Read the records and gather each line that includes "this".
───── Supplied material ─────
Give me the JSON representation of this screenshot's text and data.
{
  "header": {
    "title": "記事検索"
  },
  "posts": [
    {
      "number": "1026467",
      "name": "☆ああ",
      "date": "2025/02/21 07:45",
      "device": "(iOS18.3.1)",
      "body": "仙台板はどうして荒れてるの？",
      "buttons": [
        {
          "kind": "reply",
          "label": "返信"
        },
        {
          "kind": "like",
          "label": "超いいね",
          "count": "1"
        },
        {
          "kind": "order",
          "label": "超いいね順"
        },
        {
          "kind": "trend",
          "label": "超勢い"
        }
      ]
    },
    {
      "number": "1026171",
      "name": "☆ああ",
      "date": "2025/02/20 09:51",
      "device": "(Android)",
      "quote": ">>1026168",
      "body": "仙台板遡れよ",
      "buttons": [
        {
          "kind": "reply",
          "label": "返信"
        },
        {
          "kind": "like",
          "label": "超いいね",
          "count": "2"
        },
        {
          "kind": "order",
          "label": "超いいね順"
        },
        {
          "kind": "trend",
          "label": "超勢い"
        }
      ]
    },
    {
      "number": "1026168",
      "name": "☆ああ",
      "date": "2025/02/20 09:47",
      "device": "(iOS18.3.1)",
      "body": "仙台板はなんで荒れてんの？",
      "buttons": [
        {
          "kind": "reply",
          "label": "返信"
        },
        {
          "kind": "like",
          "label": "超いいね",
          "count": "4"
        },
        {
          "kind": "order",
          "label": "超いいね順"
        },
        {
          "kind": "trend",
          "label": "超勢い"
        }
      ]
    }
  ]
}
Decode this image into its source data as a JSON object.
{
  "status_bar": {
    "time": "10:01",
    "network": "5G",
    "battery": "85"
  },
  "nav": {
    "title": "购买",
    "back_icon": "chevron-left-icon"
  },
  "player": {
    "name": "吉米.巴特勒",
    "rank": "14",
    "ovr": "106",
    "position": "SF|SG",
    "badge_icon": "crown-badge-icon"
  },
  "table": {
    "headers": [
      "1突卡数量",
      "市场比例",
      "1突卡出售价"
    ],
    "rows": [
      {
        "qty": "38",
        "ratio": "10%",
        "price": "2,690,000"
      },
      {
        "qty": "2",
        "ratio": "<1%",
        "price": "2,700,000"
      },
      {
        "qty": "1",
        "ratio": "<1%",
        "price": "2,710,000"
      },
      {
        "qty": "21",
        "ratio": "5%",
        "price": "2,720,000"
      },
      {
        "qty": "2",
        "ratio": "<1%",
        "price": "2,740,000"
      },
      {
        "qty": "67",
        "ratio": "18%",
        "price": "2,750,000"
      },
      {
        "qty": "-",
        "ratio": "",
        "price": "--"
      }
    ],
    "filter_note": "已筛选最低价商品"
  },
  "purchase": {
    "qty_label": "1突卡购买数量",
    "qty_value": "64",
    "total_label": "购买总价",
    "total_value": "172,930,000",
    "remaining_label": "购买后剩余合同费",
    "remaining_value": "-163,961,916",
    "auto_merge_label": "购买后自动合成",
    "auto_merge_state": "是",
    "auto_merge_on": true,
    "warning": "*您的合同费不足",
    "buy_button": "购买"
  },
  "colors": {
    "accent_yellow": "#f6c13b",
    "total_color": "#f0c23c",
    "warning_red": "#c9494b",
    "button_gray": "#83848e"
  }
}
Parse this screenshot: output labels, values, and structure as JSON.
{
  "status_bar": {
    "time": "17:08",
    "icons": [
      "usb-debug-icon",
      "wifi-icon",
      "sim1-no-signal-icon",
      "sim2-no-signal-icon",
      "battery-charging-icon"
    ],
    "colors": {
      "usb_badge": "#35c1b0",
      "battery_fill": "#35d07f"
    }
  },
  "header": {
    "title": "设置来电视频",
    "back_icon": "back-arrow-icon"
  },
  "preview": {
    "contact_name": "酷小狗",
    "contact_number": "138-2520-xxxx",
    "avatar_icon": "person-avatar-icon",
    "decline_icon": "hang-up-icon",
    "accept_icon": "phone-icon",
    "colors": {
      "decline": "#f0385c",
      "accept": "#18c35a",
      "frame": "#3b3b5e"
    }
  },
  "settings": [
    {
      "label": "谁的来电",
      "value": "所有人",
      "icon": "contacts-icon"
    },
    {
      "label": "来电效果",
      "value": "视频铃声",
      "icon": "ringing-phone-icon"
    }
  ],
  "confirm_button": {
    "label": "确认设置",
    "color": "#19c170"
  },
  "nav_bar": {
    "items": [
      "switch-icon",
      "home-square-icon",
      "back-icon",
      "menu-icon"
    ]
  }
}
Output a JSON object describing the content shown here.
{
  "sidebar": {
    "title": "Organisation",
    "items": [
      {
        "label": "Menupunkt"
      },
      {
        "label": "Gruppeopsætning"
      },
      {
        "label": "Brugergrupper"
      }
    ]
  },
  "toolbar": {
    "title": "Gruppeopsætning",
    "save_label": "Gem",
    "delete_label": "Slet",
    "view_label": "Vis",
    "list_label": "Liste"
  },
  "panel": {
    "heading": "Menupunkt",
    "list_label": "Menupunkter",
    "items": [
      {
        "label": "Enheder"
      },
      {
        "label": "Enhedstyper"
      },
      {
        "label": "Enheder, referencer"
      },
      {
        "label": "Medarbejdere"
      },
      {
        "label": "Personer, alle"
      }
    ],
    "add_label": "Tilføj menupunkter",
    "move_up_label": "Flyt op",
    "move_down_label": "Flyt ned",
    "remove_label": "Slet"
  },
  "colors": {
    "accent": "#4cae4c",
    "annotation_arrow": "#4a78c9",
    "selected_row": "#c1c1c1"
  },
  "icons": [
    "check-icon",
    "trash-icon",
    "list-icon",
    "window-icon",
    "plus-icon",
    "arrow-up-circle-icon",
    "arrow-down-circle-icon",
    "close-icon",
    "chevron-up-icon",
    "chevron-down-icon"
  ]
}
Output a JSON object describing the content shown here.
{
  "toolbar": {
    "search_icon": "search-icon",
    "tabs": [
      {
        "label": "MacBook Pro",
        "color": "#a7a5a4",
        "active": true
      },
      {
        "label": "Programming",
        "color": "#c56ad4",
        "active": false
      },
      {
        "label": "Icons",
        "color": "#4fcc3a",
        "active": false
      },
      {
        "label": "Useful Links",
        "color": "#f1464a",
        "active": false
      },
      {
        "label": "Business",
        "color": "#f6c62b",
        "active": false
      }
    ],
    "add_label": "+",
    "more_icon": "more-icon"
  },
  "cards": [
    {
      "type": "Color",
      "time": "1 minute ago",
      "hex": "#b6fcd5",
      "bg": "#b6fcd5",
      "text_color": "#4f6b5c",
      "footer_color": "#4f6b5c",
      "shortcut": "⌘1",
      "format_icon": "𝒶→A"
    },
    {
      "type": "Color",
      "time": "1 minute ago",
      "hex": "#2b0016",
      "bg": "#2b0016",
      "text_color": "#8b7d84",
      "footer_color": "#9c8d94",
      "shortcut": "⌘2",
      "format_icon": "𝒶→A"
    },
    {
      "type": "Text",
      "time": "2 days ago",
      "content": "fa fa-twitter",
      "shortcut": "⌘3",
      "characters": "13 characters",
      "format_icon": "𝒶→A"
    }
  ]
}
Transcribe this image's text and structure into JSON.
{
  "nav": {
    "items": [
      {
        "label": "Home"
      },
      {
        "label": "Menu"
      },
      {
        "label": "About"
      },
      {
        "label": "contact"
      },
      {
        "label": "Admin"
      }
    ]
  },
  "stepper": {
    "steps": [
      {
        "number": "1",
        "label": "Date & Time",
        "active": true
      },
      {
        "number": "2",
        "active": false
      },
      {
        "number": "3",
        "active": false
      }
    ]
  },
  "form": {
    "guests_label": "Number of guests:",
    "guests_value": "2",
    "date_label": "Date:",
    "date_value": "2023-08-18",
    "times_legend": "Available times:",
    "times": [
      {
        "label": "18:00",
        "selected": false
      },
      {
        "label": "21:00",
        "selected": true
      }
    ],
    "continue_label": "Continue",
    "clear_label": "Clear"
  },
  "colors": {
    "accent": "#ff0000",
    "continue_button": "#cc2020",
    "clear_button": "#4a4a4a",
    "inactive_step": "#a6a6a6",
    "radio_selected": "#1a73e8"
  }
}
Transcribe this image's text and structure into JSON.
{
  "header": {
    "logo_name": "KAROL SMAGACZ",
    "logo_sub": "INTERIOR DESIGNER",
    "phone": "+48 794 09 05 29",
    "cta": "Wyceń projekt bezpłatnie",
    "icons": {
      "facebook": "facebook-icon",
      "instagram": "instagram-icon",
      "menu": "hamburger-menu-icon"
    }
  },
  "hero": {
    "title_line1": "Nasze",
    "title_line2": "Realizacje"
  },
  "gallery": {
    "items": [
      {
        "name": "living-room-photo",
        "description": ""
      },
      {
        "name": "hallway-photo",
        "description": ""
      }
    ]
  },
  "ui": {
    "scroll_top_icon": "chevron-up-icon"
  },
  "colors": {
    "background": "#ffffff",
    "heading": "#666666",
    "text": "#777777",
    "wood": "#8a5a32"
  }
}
─────
» **The output**
Give me the JSON representation of this screenshot's text and data.
Decode this image into its source data as a JSON object.
Parse this screenshot: output labels, values, and structure as JSON.
Transcribe this image's text and structure into JSON.
Transcribe this image's text and structure into JSON.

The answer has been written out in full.